Given problem
Please reproduce, word for word, the stretch of the entries from the very start through the line containing "323, 612, 338]", including both ends.

Listed records

- - - - -

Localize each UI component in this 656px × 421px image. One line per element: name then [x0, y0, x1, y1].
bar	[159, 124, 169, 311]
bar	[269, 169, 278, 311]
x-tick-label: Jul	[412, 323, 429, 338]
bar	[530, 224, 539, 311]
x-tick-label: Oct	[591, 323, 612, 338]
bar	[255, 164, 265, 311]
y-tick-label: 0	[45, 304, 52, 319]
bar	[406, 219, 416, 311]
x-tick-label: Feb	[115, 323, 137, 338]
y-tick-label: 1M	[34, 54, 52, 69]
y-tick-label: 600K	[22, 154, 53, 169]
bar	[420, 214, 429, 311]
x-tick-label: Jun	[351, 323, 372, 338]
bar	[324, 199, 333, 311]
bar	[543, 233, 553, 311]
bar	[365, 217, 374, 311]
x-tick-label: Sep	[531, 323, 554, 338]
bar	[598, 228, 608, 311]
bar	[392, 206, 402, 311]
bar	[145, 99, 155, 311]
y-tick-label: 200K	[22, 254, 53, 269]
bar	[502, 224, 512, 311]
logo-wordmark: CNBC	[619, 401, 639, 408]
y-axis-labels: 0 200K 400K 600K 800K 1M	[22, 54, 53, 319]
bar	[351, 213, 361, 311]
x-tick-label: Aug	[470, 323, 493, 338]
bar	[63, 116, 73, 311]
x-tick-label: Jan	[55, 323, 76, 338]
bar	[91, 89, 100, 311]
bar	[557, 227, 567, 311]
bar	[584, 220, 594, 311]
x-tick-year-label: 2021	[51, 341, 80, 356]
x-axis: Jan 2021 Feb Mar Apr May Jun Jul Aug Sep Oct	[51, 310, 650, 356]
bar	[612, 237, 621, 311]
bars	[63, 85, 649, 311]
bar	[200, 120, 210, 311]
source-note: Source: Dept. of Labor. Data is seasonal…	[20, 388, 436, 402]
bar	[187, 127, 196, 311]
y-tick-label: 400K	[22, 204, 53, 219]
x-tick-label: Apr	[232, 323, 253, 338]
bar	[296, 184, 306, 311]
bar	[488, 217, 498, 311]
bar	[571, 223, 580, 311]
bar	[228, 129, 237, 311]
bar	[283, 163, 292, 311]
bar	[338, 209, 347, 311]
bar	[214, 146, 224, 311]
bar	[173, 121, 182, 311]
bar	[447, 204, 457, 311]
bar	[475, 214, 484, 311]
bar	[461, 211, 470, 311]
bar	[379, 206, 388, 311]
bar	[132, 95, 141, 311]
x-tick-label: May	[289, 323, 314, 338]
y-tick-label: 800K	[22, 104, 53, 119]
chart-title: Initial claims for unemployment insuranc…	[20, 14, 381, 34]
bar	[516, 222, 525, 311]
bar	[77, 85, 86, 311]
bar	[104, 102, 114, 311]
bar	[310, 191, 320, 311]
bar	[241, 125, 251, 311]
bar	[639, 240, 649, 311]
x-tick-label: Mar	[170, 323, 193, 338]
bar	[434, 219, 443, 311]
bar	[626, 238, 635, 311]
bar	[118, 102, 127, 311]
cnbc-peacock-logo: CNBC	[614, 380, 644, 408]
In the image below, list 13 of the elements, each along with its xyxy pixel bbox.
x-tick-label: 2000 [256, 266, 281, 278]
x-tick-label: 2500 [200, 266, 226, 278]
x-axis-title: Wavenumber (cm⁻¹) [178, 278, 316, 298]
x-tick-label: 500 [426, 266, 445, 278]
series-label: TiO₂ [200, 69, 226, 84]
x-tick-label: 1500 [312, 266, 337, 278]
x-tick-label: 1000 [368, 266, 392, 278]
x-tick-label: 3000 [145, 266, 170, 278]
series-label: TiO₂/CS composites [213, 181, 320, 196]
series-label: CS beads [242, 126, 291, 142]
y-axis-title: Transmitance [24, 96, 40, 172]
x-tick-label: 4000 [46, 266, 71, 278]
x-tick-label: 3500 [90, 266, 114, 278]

- - - - -

Result
Localize each UI component in this 656px × 421px image. One line per element: name then [x0, y0, x1, y1].
bar	[159, 124, 169, 311]
bar	[269, 169, 278, 311]
x-tick-label: Jul	[412, 323, 429, 338]
bar	[530, 224, 539, 311]
x-tick-label: Oct	[591, 323, 612, 338]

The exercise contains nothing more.